**Source passage:**
━━━

# I think i got silver scammed



## noos (Feb 23, 2018)

I bought a silver bar the other day to dissolve to make tollens reagent. I wanted to silver some glass. I made my own hno3 by using sulfuric acid and kn03. I poured a bit of the sludge and some water on the bar hoping there would be a reaction. there was none except for a dark discoloration on the bar. I don't think this is silver becuase salt would have precipitated agcl and fall to the bottom when there was no white at all in the liquid. I bought this bar on 47th street in nyc,


----------



## g_axelsson (Feb 23, 2018)

Nitric acid made by the cold sulfuric acid method contains a lot of left over sulfates and isn't the best to use in silver chemistry. You probably created silver sulfate and the bar became passivated. Another thing is that concentrated nitric acid reacts slowly with silver, that is one reason why we recommend to use it diluted with at least 50% water.

Göran


----------



## rickbb (Feb 23, 2018)

That "sludge" you poured over the bar was not nitric acid, it was the leftovers from making your weak nitric. You're supposed to filter that out of the clear liquid, (which is the nitric), before using it.


----------



## Topher_osAUrus (Feb 24, 2018)

yeah, for silver, mickey mouse nitric will never do well.

it really needs to be distilled at least once before using it for any silver work.

I tried many many times, it just never gave favourable results, only more work to do


----------

━━━

**Data records:**
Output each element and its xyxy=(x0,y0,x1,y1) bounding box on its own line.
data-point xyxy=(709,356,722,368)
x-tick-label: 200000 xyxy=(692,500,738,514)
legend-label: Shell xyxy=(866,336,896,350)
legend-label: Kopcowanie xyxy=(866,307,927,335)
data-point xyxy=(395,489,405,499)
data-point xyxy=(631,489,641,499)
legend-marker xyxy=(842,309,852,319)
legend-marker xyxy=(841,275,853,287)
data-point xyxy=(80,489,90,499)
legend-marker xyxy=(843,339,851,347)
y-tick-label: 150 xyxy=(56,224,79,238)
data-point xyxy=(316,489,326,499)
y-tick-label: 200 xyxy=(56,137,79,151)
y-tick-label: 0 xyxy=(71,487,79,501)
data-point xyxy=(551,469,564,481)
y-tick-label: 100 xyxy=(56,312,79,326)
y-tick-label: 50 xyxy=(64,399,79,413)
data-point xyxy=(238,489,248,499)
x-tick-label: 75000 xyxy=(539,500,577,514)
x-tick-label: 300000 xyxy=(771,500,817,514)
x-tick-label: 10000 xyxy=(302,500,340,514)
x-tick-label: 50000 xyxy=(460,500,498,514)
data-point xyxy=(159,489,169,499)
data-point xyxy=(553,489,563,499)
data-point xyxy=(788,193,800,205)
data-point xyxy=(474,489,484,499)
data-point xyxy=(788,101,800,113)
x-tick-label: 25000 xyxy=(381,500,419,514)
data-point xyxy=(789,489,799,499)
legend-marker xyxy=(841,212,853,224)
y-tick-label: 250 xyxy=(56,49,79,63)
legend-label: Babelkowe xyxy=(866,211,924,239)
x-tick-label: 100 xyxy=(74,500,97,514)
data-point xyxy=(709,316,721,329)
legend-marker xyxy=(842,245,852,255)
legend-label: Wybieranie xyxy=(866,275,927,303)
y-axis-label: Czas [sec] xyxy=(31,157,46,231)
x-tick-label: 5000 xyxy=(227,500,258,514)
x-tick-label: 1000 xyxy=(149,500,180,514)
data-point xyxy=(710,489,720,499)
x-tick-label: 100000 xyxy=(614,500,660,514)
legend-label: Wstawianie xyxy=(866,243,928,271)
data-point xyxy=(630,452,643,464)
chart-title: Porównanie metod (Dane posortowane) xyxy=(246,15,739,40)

━━━

**Exercise requirements:**
Answer these from the forum thread above:
(a) On which street did the original poster buy the silver bar?
(b) How much water does g_axelsson recommend diluting nitric acid with for use on silver?
(c) According to Topher_osAUrus, how many times should the nitric acid be distilled before any silver work?

**Completed task:**
(a) 47th Street in NYC
(b) At least 50% water
(c) At least once